---------- The input ----------

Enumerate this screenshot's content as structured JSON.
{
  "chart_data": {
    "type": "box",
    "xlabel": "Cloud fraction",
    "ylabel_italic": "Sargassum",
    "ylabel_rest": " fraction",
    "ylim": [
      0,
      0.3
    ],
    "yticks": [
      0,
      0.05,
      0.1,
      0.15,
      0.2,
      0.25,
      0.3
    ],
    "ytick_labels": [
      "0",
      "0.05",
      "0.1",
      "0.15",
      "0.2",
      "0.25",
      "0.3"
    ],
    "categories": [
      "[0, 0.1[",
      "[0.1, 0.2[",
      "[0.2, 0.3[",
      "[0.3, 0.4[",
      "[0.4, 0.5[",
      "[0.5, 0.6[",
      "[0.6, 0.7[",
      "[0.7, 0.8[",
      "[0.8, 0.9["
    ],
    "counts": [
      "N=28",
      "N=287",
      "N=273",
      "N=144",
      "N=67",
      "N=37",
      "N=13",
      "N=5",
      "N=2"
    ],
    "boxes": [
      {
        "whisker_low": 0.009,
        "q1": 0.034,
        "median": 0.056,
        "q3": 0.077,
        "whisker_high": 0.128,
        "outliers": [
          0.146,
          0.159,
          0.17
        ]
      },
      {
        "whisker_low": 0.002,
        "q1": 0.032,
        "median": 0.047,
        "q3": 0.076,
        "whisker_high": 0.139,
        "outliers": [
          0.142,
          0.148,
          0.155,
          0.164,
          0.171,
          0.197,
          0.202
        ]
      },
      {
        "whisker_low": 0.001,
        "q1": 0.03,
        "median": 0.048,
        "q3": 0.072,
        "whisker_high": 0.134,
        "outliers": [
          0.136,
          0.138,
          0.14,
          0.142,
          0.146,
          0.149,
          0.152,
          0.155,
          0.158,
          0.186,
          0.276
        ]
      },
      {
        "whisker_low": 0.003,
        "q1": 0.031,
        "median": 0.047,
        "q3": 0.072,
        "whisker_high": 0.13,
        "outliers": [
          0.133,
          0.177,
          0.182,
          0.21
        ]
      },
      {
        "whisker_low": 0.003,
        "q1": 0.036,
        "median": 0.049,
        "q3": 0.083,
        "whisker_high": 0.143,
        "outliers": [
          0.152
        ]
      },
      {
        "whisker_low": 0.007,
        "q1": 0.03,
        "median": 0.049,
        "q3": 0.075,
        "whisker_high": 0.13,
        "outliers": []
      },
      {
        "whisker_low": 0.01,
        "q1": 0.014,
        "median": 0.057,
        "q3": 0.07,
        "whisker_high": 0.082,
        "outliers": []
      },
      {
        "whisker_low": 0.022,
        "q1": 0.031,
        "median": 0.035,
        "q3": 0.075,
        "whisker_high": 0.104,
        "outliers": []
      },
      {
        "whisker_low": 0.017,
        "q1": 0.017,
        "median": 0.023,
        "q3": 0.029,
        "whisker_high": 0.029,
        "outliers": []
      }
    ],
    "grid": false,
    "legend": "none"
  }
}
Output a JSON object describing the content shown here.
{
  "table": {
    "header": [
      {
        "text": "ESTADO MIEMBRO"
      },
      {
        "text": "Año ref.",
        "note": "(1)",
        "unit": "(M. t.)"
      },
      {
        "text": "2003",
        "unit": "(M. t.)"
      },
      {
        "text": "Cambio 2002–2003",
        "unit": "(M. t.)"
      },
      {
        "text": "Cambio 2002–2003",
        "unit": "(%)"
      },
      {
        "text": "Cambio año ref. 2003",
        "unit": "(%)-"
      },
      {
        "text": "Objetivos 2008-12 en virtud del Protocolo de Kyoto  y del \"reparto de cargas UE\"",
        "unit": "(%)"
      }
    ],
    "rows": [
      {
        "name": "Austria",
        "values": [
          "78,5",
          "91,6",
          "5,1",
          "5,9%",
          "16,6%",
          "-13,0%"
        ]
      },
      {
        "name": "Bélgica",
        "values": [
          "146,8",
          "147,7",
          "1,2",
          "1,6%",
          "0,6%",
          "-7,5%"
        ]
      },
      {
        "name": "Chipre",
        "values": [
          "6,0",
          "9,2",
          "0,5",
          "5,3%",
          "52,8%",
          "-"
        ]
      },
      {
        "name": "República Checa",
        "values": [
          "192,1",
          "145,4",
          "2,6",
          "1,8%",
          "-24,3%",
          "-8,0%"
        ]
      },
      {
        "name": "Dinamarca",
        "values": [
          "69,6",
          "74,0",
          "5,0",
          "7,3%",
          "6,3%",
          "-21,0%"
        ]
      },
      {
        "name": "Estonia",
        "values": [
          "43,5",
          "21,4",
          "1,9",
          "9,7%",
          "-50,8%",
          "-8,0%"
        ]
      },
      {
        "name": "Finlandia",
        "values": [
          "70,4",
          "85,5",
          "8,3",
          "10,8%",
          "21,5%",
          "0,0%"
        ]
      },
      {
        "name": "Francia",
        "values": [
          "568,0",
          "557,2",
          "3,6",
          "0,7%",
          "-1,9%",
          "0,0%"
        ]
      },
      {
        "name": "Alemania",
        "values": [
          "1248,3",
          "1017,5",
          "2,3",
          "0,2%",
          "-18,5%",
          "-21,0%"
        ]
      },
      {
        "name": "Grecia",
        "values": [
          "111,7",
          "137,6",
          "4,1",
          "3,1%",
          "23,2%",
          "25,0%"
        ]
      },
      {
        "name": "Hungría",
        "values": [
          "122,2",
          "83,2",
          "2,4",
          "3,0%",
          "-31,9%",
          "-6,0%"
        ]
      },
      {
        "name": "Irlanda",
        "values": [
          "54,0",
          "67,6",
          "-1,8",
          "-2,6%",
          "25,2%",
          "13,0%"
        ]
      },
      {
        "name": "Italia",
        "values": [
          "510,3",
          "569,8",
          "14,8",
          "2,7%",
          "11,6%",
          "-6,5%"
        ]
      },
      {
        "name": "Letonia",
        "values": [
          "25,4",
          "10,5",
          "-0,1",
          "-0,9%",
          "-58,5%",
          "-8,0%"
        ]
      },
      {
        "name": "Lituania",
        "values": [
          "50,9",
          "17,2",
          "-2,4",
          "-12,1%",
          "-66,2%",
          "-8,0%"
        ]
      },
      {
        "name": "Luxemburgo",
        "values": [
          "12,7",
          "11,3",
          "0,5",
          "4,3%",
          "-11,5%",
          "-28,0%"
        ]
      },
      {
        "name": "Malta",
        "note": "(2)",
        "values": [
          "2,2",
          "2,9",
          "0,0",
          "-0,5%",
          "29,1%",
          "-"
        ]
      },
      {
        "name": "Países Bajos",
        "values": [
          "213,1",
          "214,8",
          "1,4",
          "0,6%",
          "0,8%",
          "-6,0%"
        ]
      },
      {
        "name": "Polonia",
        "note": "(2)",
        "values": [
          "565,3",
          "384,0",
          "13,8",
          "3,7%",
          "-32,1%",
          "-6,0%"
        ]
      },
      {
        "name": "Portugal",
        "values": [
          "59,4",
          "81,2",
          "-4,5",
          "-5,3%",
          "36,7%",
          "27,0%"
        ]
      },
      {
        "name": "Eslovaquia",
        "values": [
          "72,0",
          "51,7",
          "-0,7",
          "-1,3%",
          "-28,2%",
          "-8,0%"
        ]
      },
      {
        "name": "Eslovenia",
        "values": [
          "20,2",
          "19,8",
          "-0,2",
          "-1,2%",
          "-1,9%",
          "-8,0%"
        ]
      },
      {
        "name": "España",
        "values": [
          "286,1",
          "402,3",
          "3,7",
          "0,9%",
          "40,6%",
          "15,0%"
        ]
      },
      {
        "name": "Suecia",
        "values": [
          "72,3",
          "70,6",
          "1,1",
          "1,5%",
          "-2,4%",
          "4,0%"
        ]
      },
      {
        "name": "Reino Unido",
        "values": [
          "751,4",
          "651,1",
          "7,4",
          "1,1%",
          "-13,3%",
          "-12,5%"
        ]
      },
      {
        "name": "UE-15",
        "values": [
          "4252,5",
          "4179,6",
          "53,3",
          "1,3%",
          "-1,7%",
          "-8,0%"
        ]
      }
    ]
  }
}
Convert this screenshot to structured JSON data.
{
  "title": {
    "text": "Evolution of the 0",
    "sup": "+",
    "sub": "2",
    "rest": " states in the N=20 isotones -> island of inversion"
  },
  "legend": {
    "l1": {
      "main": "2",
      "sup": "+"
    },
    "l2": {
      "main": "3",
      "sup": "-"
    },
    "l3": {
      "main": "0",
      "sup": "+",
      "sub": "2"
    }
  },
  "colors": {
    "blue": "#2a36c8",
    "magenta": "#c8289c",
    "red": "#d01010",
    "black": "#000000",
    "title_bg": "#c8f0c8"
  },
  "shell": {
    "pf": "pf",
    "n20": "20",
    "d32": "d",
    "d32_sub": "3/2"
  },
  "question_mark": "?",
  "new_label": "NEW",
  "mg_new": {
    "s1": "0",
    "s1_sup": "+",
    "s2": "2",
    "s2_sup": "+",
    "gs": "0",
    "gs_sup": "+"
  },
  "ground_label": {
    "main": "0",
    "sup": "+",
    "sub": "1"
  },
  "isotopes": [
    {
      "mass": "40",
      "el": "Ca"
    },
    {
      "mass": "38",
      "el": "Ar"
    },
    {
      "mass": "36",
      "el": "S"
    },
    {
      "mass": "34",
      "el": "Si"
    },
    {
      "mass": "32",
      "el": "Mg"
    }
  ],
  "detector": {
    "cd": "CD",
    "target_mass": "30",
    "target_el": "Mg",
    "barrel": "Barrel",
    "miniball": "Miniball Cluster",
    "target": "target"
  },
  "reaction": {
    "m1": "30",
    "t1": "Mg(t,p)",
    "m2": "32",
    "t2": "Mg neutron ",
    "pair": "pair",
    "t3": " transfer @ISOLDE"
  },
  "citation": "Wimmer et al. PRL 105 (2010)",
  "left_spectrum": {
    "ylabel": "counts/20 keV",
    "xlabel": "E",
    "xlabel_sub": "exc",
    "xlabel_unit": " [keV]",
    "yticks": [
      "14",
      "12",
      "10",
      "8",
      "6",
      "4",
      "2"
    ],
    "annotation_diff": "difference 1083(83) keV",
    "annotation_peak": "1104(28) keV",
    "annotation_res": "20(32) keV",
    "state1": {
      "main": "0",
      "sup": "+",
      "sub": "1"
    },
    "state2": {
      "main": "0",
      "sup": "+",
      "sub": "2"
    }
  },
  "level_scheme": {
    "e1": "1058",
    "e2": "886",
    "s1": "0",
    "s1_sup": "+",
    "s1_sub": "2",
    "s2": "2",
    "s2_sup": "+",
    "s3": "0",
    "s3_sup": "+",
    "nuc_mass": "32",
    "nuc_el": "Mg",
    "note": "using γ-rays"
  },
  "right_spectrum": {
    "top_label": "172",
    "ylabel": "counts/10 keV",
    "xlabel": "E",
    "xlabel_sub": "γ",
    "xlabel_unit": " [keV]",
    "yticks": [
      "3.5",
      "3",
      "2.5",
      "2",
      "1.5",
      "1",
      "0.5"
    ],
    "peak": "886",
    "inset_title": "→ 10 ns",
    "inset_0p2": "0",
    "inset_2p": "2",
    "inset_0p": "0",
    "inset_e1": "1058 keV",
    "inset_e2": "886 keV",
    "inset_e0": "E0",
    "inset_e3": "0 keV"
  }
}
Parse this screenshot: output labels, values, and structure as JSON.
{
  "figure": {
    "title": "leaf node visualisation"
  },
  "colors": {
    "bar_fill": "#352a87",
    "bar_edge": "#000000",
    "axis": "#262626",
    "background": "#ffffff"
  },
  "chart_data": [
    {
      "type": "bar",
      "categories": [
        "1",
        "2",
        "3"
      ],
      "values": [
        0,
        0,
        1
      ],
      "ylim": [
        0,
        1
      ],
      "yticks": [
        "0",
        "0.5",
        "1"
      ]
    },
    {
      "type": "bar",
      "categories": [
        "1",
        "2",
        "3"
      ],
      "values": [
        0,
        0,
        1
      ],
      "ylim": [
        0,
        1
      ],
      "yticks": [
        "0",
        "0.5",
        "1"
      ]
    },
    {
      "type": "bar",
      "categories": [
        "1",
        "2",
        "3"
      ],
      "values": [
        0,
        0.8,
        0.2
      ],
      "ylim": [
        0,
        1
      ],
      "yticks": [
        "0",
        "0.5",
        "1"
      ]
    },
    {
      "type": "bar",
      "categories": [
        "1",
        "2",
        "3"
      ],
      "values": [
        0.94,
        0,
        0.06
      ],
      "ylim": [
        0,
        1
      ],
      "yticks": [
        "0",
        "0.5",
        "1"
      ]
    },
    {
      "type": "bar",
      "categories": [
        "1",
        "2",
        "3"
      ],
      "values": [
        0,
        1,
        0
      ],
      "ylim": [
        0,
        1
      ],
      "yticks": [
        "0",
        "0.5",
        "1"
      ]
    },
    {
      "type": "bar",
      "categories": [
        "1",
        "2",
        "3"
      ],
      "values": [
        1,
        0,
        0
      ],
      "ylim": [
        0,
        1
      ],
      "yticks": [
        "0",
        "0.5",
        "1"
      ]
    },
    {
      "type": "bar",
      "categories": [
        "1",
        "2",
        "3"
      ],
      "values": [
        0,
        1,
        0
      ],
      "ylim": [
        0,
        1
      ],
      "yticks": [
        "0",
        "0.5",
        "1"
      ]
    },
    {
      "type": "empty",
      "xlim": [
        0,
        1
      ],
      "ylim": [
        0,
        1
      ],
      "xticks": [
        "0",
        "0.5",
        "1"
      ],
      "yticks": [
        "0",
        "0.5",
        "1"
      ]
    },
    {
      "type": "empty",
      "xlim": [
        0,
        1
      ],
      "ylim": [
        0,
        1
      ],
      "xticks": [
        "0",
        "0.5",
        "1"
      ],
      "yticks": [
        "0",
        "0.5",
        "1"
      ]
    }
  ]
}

----------

What you should do - Of the lines in this listing, how many contain "structured"? Reply with the number and nothing more.

Answer below - 2